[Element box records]
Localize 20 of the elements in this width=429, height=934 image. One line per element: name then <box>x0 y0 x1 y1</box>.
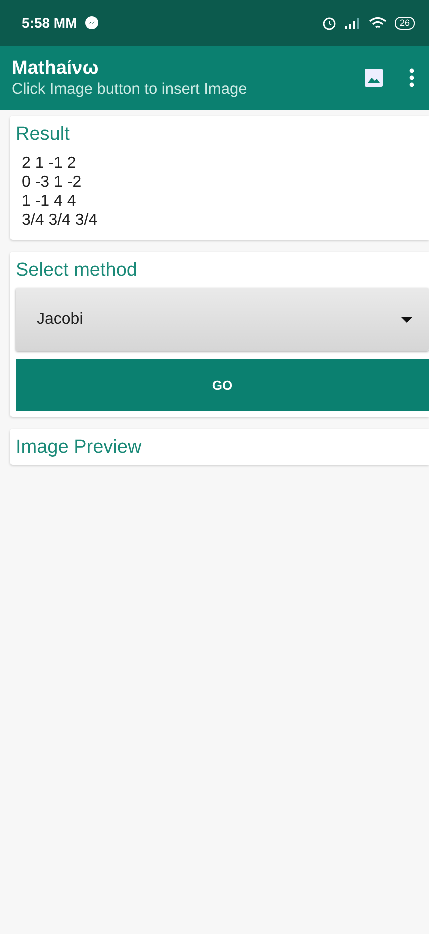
result-line: 2 1 -1 2 <box>21 154 78 173</box>
dropdown-caret-icon <box>401 316 413 322</box>
result-line: 3/4 3/4 3/4 <box>21 211 99 230</box>
app-subtitle: Click Image button to insert Image <box>12 80 248 98</box>
messenger-icon <box>85 16 100 30</box>
overflow-menu-icon[interactable] <box>409 68 415 88</box>
result-line: 1 -1 4 4 <box>21 192 78 211</box>
image-icon[interactable] <box>365 69 383 87</box>
alarm-icon <box>322 16 337 30</box>
preview-heading: Image Preview <box>16 437 143 459</box>
status-time: 5:58 MM <box>22 15 78 31</box>
method-dropdown[interactable]: Jacobi <box>16 288 429 351</box>
signal-icon <box>344 17 361 29</box>
method-heading: Select method <box>16 260 138 282</box>
result-line: 0 -3 1 -2 <box>21 173 83 192</box>
app-title: Mathaίνω <box>12 58 100 80</box>
battery-level: 26 <box>394 16 415 30</box>
wifi-icon <box>368 16 387 30</box>
result-heading: Result <box>16 124 71 146</box>
go-button[interactable]: GO <box>16 359 429 411</box>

What is expected: Please count the lines of the records above that contain the string "heading", and give only that number.

Solution to this problem: 3